**Given instruction**
Transcribe the lines exactly, beginning with the one that contains "Serialize everything readable" and ending with the final line of the records. Do not transcribe pictures.

**Data section**
────────────────────

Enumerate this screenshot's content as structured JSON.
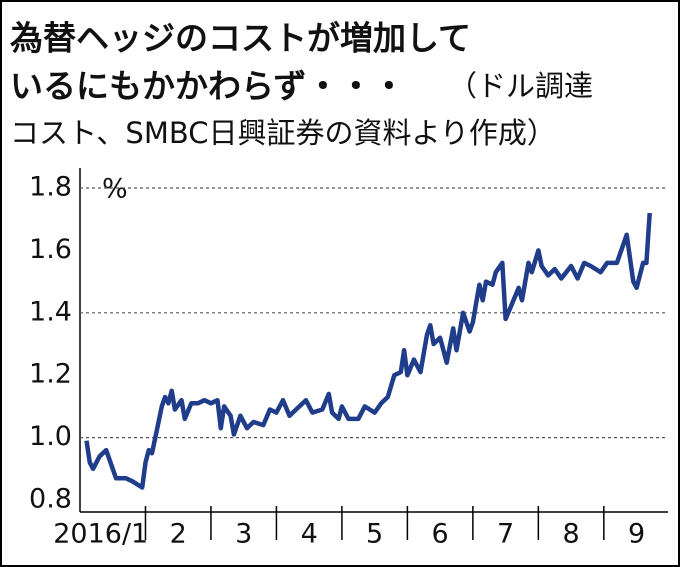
{
  "chart_data": {
    "type": "line",
    "title": "為替ヘッジのコストが増加して",
    "title_line2": "いるにもかかわらず・・・",
    "subtitle_part1": "（ドル調達",
    "subtitle_part2": "コスト、SMBC日興証券の資料より作成）",
    "y_unit": "%",
    "x": [
      1.1,
      1.15,
      1.2,
      1.3,
      1.4,
      1.5,
      1.55,
      1.7,
      1.8,
      1.95,
      2.0,
      2.05,
      2.1,
      2.15,
      2.25,
      2.3,
      2.35,
      2.4,
      2.45,
      2.55,
      2.6,
      2.7,
      2.8,
      2.9,
      3.0,
      3.1,
      3.15,
      3.2,
      3.3,
      3.35,
      3.45,
      3.55,
      3.65,
      3.8,
      3.9,
      4.0,
      4.1,
      4.2,
      4.3,
      4.45,
      4.55,
      4.7,
      4.8,
      4.85,
      4.95,
      5.0,
      5.1,
      5.25,
      5.35,
      5.5,
      5.6,
      5.7,
      5.8,
      5.9,
      5.95,
      6.0,
      6.1,
      6.2,
      6.3,
      6.35,
      6.4,
      6.5,
      6.6,
      6.7,
      6.75,
      6.85,
      6.95,
      7.0,
      7.05,
      7.1,
      7.15,
      7.2,
      7.3,
      7.35,
      7.45,
      7.5,
      7.6,
      7.7,
      7.75,
      7.85,
      7.9,
      8.0,
      8.05,
      8.15,
      8.25,
      8.35,
      8.5,
      8.6,
      8.7,
      8.8,
      8.95,
      9.05,
      9.2,
      9.35,
      9.45,
      9.5,
      9.6,
      9.65,
      9.7
    ],
    "series": [
      {
        "color": "#1f3d8a",
        "values": [
          0.99,
          0.92,
          0.9,
          0.94,
          0.96,
          0.9,
          0.87,
          0.87,
          0.86,
          0.84,
          0.92,
          0.96,
          0.95,
          1.0,
          1.1,
          1.13,
          1.11,
          1.15,
          1.09,
          1.12,
          1.06,
          1.11,
          1.11,
          1.12,
          1.11,
          1.12,
          1.03,
          1.1,
          1.07,
          1.01,
          1.07,
          1.03,
          1.05,
          1.04,
          1.09,
          1.08,
          1.12,
          1.07,
          1.09,
          1.12,
          1.08,
          1.09,
          1.14,
          1.08,
          1.06,
          1.1,
          1.06,
          1.06,
          1.1,
          1.08,
          1.11,
          1.13,
          1.2,
          1.21,
          1.28,
          1.2,
          1.25,
          1.21,
          1.33,
          1.36,
          1.3,
          1.32,
          1.24,
          1.35,
          1.28,
          1.4,
          1.34,
          1.37,
          1.43,
          1.49,
          1.44,
          1.5,
          1.49,
          1.53,
          1.56,
          1.38,
          1.43,
          1.48,
          1.44,
          1.56,
          1.53,
          1.6,
          1.55,
          1.52,
          1.54,
          1.51,
          1.55,
          1.51,
          1.56,
          1.55,
          1.53,
          1.56,
          1.56,
          1.65,
          1.5,
          1.48,
          1.56,
          1.56,
          1.72
        ]
      }
    ],
    "xlim": [
      1,
      9.98
    ],
    "xticks": [
      {
        "value": 1,
        "label": "2016/1"
      },
      2,
      3,
      4,
      5,
      6,
      7,
      8,
      9
    ],
    "ylim": [
      0.8,
      1.8
    ],
    "yticks": [
      0.8,
      {
        "value": 1.0,
        "label": "1.0"
      },
      1.2,
      1.4,
      1.6,
      1.8
    ],
    "grid": true
  }
}
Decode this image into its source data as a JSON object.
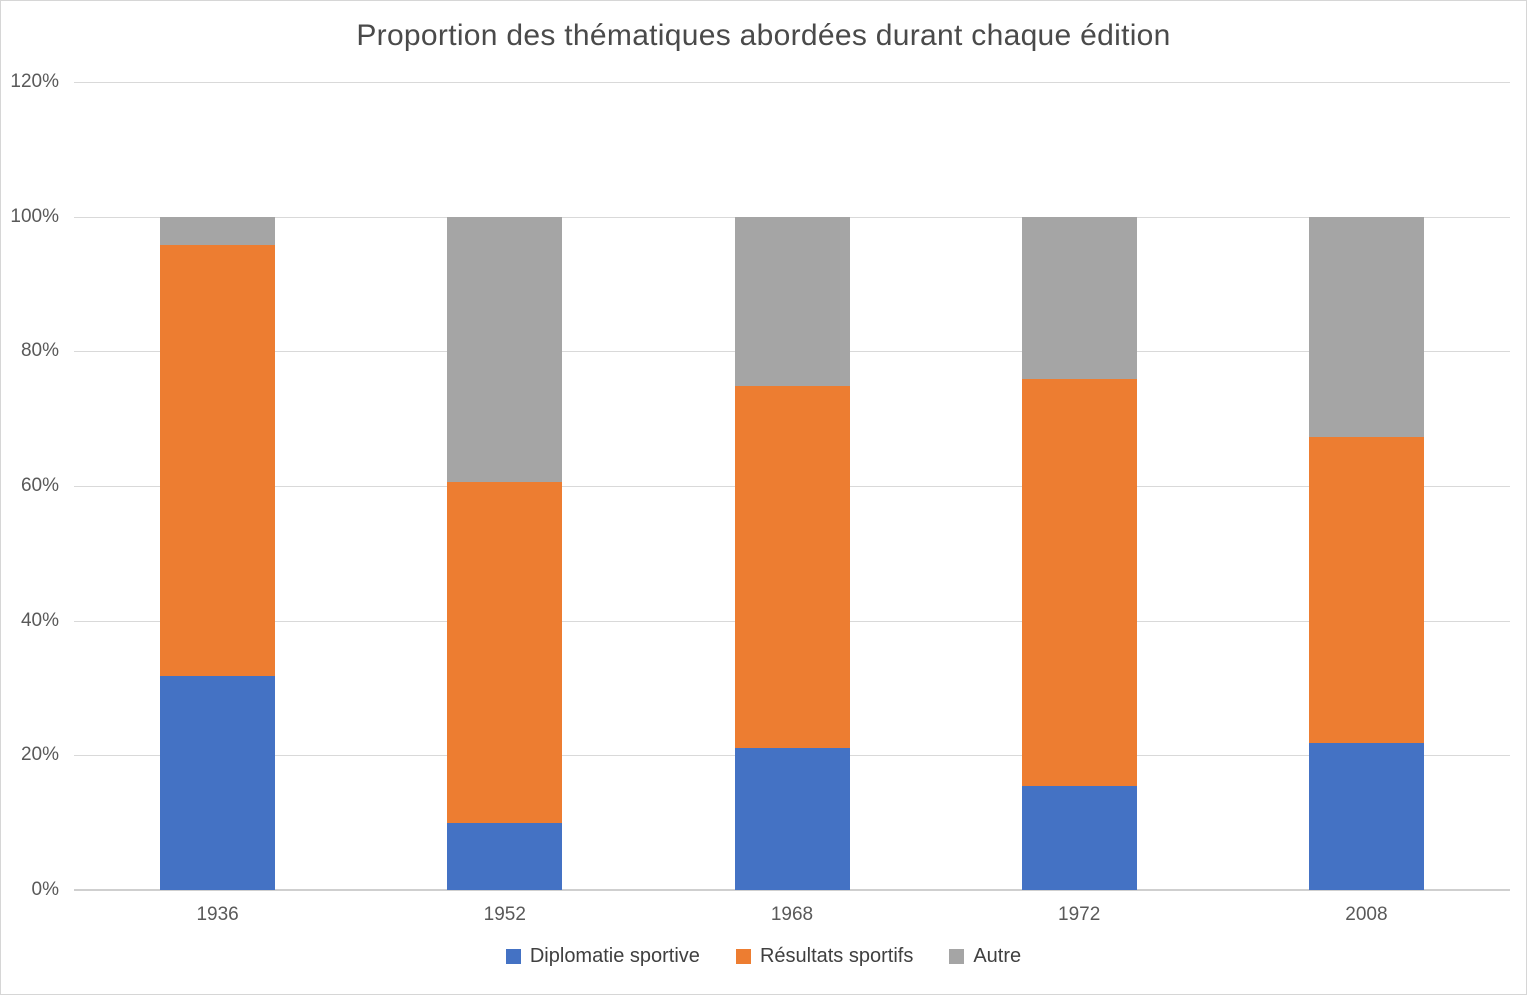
{
  "chart_data": {
    "type": "bar",
    "stacked": true,
    "units": "percent",
    "title": "Proportion des thématiques abordées durant chaque édition",
    "categories": [
      "1936",
      "1952",
      "1968",
      "1972",
      "2008"
    ],
    "series": [
      {
        "name": "Diplomatie sportive",
        "color": "#4472C4",
        "values": [
          31.8,
          10.0,
          21.1,
          15.4,
          21.9
        ]
      },
      {
        "name": "Résultats sportifs",
        "color": "#ED7D31",
        "values": [
          64.0,
          50.6,
          53.7,
          60.5,
          45.4
        ]
      },
      {
        "name": "Autre",
        "color": "#A5A5A5",
        "values": [
          4.2,
          39.4,
          25.2,
          24.1,
          32.7
        ]
      }
    ],
    "xlabel": "",
    "ylabel": "",
    "y_axis": {
      "min": 0,
      "max": 120,
      "step": 20,
      "tick_labels": [
        "0%",
        "20%",
        "40%",
        "60%",
        "80%",
        "100%",
        "120%"
      ]
    },
    "grid": true,
    "legend_position": "bottom",
    "colors": {
      "gridline": "#d9d9d9",
      "axis_text": "#595959",
      "title_text": "#4a4a4a",
      "legend_text": "#404040",
      "background": "#ffffff",
      "frame_border": "#d6d6d6"
    }
  }
}
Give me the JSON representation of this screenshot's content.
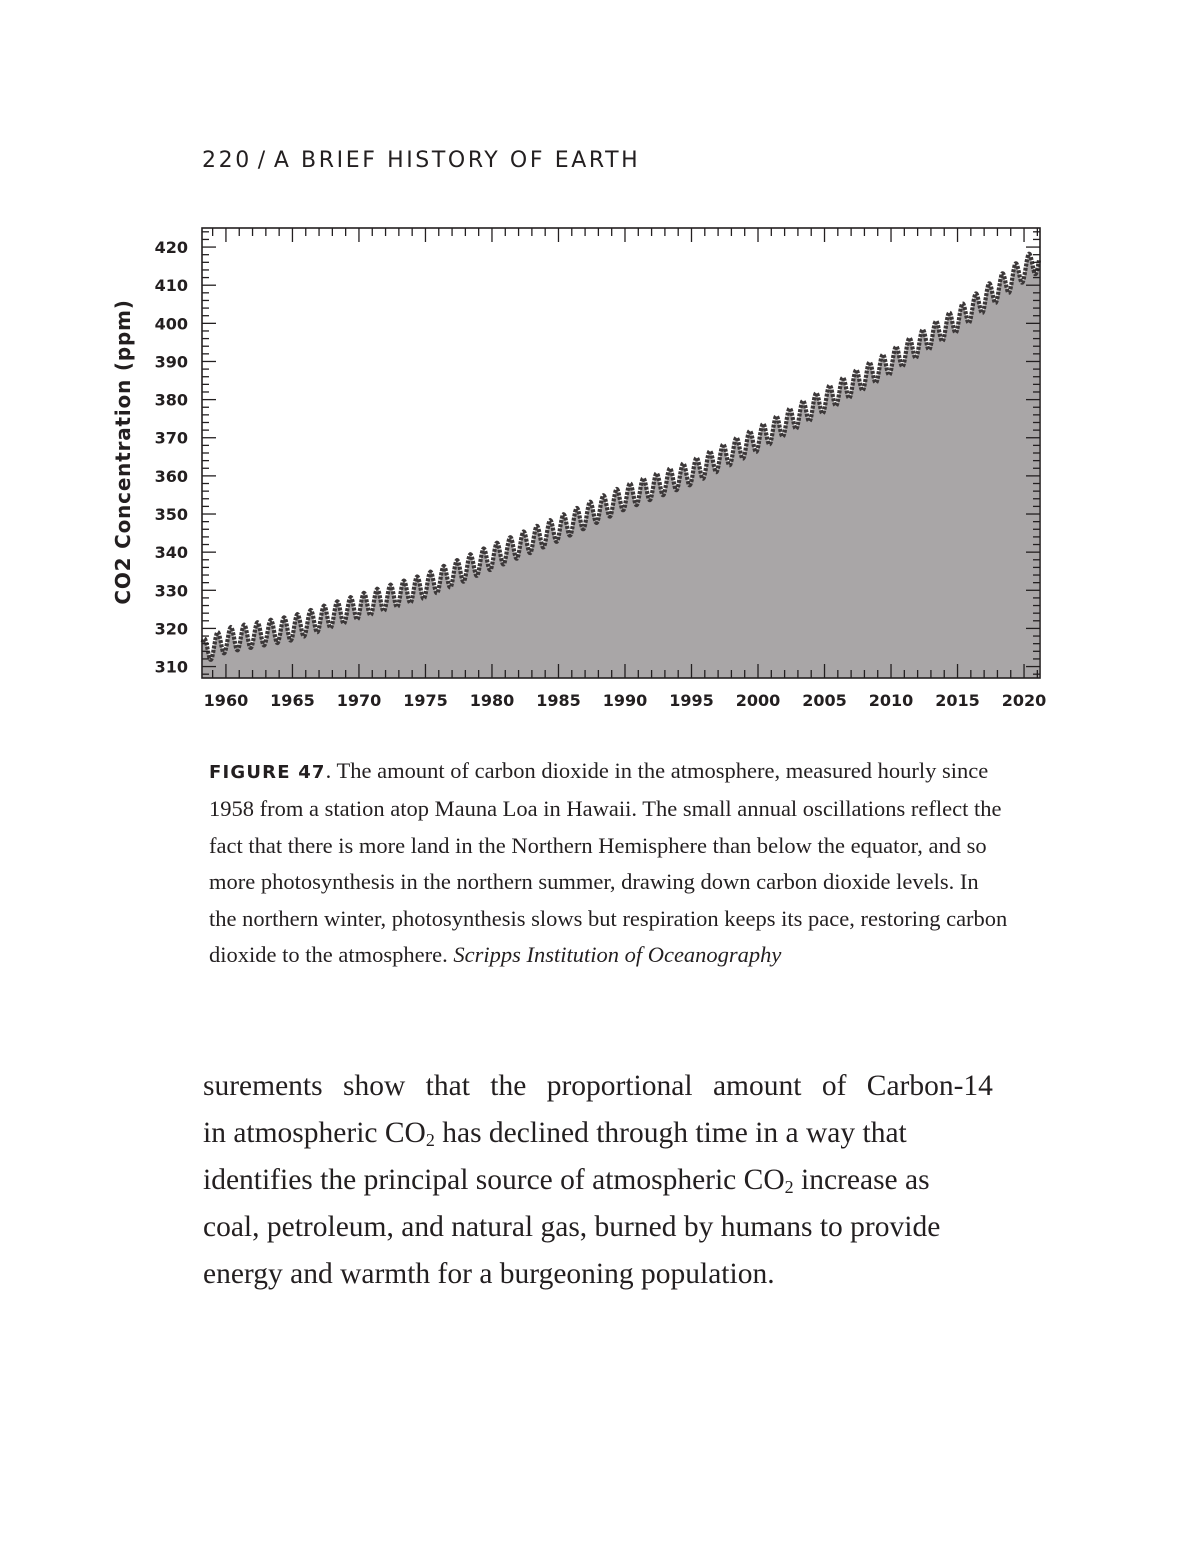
{
  "header": {
    "page_number": "220",
    "separator": "/",
    "book_title": "A BRIEF HISTORY OF EARTH"
  },
  "chart_data": {
    "type": "area",
    "title": "",
    "xlabel": "",
    "ylabel": "CO2 Concentration (ppm)",
    "xlim": [
      1958.2,
      2021.2
    ],
    "ylim": [
      307,
      425
    ],
    "x_ticks": [
      1960,
      1965,
      1970,
      1975,
      1980,
      1985,
      1990,
      1995,
      2000,
      2005,
      2010,
      2015,
      2020
    ],
    "x_tick_labels": [
      "1960",
      "1965",
      "1970",
      "1975",
      "1980",
      "1985",
      "1990",
      "1995",
      "2000",
      "2005",
      "2010",
      "2015",
      "2020"
    ],
    "y_ticks": [
      310,
      320,
      330,
      340,
      350,
      360,
      370,
      380,
      390,
      400,
      410,
      420
    ],
    "y_tick_labels": [
      "310",
      "320",
      "330",
      "340",
      "350",
      "360",
      "370",
      "380",
      "390",
      "400",
      "410",
      "420"
    ],
    "grid": false,
    "series": [
      {
        "x": [
          1958.3,
          1960,
          1965,
          1970,
          1975,
          1980,
          1985,
          1990,
          1995,
          2000,
          2005,
          2010,
          2015,
          2020,
          2021
        ],
        "values": [
          314,
          316.9,
          320.1,
          325.7,
          331.1,
          338.7,
          346.1,
          354.4,
          360.9,
          369.7,
          379.8,
          389.9,
          401,
          414.2,
          416.4
        ],
        "seasonal_amplitude": 3.2,
        "fill_color": "#a9a6a7",
        "line_color": "#3c3839"
      }
    ]
  },
  "caption": {
    "figure_label": "FIGURE 47",
    "text": ". The amount of carbon dioxide in the atmosphere, measured hourly since 1958 from a station atop Mauna Loa in Hawaii. The small annual oscillations reflect the fact that there is more land in the Northern Hemisphere than below the equator, and so more photosynthesis in the northern summer, drawing down carbon dioxide levels. In the northern winter, photosynthesis slows but respiration keeps its pace, restoring carbon dioxide to the atmosphere.",
    "credit": "Scripps Institution of Oceanography"
  },
  "body": {
    "line1": [
      "surements",
      "show",
      "that",
      "the",
      "proportional",
      "amount",
      "of",
      "Carbon-14"
    ],
    "line2_a": "in atmospheric CO",
    "line2_sub": "2",
    "line2_b": " has declined through time in a way that",
    "line3_a": "identifies the principal source of atmospheric CO",
    "line3_sub": "2",
    "line3_b": " increase as",
    "line4": "coal, petroleum, and natural gas, burned by humans to provide",
    "line5": "energy and warmth for a burgeoning population."
  }
}
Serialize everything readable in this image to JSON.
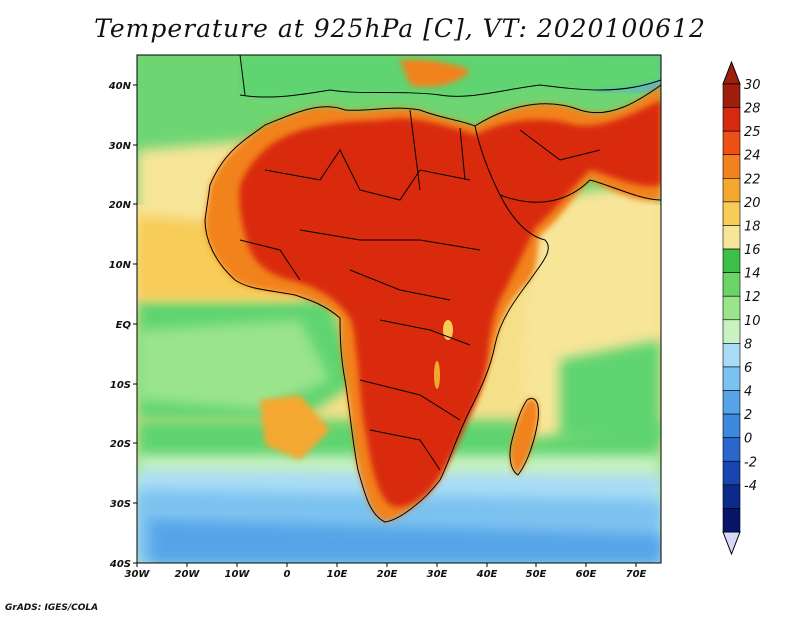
{
  "title": "Temperature at 925hPa [C], VT: 2020100612",
  "footer": "GrADS: IGES/COLA",
  "colors": {
    "ocean_cool": "#5aa6ec",
    "ocean_mid": "#5fd470",
    "ocean_warm": "#f5e08a",
    "land_hot": "#d92a10",
    "land_warm": "#f08a28",
    "coastline": "#000000"
  },
  "map": {
    "lon_range": [
      -30,
      75
    ],
    "lat_range": [
      -40,
      45
    ],
    "lon_labels": [
      "30W",
      "20W",
      "10W",
      "0",
      "10E",
      "20E",
      "30E",
      "40E",
      "50E",
      "60E",
      "70E"
    ],
    "lat_labels": [
      "40N",
      "30N",
      "20N",
      "10N",
      "EQ",
      "10S",
      "20S",
      "30S",
      "40S"
    ]
  },
  "colorbar": {
    "labels": [
      "30",
      "28",
      "25",
      "24",
      "22",
      "20",
      "18",
      "16",
      "14",
      "12",
      "10",
      "8",
      "6",
      "4",
      "2",
      "0",
      "-2",
      "-4"
    ],
    "colors": [
      "#a01e0e",
      "#d62a10",
      "#ec5014",
      "#f2821e",
      "#f5a830",
      "#f7cc58",
      "#f7e598",
      "#3cc04a",
      "#6cd466",
      "#9ae48c",
      "#c8f2c0",
      "#a8dcf6",
      "#7cc2f0",
      "#56a4e8",
      "#3c88de",
      "#2a66cc",
      "#1a44b0",
      "#0c2a8a",
      "#06146a"
    ],
    "top_arrow_color": "#a01e0e",
    "bottom_arrow_color": "#d8d8f6"
  }
}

────────────────────

**Result for this exercise**
Serialize everything readable in this image to JSON.
{
  "title": "Temperature at 925hPa [C], VT: 2020100612",
  "footer": "GrADS: IGES/COLA",
  "colors": {
    "ocean_cool": "#5aa6ec",
    "ocean_mid": "#5fd470",
    "ocean_warm": "#f5e08a",
    "land_hot": "#d92a10",
    "land_warm": "#f08a28",
    "coastline": "#000000"
  },
  "map": {
    "lon_range": [
      -30,
      75
    ],
    "lat_range": [
      -40,
      45
    ],
    "lon_labels": [
      "30W",
      "20W",
      "10W",
      "0",
      "10E",
      "20E",
      "30E",
      "40E",
      "50E",
      "60E",
      "70E"
    ],
    "lat_labels": [
      "40N",
      "30N",
      "20N",
      "10N",
      "EQ",
      "10S",
      "20S",
      "30S",
      "40S"
    ]
  },
  "colorbar": {
    "labels": [
      "30",
      "28",
      "25",
      "24",
      "22",
      "20",
      "18",
      "16",
      "14",
      "12",
      "10",
      "8",
      "6",
      "4",
      "2",
      "0",
      "-2",
      "-4"
    ],
    "colors": [
      "#a01e0e",
      "#d62a10",
      "#ec5014",
      "#f2821e",
      "#f5a830",
      "#f7cc58",
      "#f7e598",
      "#3cc04a",
      "#6cd466",
      "#9ae48c",
      "#c8f2c0",
      "#a8dcf6",
      "#7cc2f0",
      "#56a4e8",
      "#3c88de",
      "#2a66cc",
      "#1a44b0",
      "#0c2a8a",
      "#06146a"
    ],
    "top_arrow_color": "#a01e0e",
    "bottom_arrow_color": "#d8d8f6"
  }
}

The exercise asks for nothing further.